___ Given records

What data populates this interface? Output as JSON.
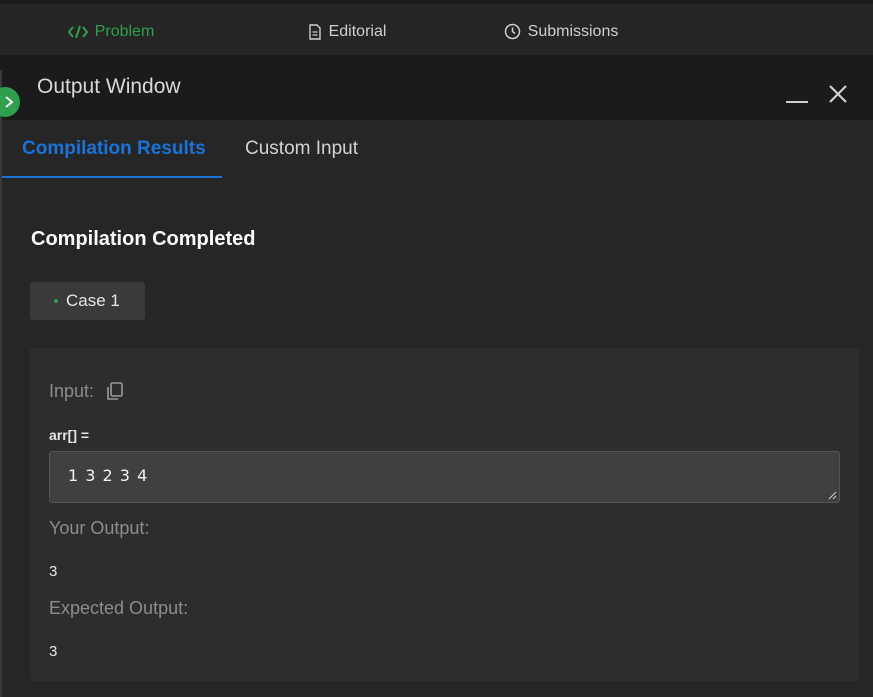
{
  "top_tabs": [
    {
      "label": "Problem",
      "icon": "code-icon",
      "active": true
    },
    {
      "label": "Editorial",
      "icon": "document-icon",
      "active": false
    },
    {
      "label": "Submissions",
      "icon": "clock-icon",
      "active": false
    }
  ],
  "output_window": {
    "title": "Output Window",
    "tabs": [
      {
        "label": "Compilation Results",
        "active": true
      },
      {
        "label": "Custom Input",
        "active": false
      }
    ],
    "status": "Compilation Completed",
    "case_label": "Case 1",
    "input_label": "Input:",
    "variable_name": "arr[] =",
    "input_value": "1 3 2 3 4",
    "your_output_label": "Your Output:",
    "your_output_value": "3",
    "expected_output_label": "Expected Output:",
    "expected_output_value": "3"
  },
  "colors": {
    "accent_green": "#2f9e4f",
    "accent_blue": "#1a73d9"
  }
}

______

What is needed is an exact reproduction of the data, pictures excluded.

Exercise result -
What data populates this interface? Output as JSON.
{
  "top_tabs": [
    {
      "label": "Problem",
      "icon": "code-icon",
      "active": true
    },
    {
      "label": "Editorial",
      "icon": "document-icon",
      "active": false
    },
    {
      "label": "Submissions",
      "icon": "clock-icon",
      "active": false
    }
  ],
  "output_window": {
    "title": "Output Window",
    "tabs": [
      {
        "label": "Compilation Results",
        "active": true
      },
      {
        "label": "Custom Input",
        "active": false
      }
    ],
    "status": "Compilation Completed",
    "case_label": "Case 1",
    "input_label": "Input:",
    "variable_name": "arr[] =",
    "input_value": "1 3 2 3 4",
    "your_output_label": "Your Output:",
    "your_output_value": "3",
    "expected_output_label": "Expected Output:",
    "expected_output_value": "3"
  },
  "colors": {
    "accent_green": "#2f9e4f",
    "accent_blue": "#1a73d9"
  }
}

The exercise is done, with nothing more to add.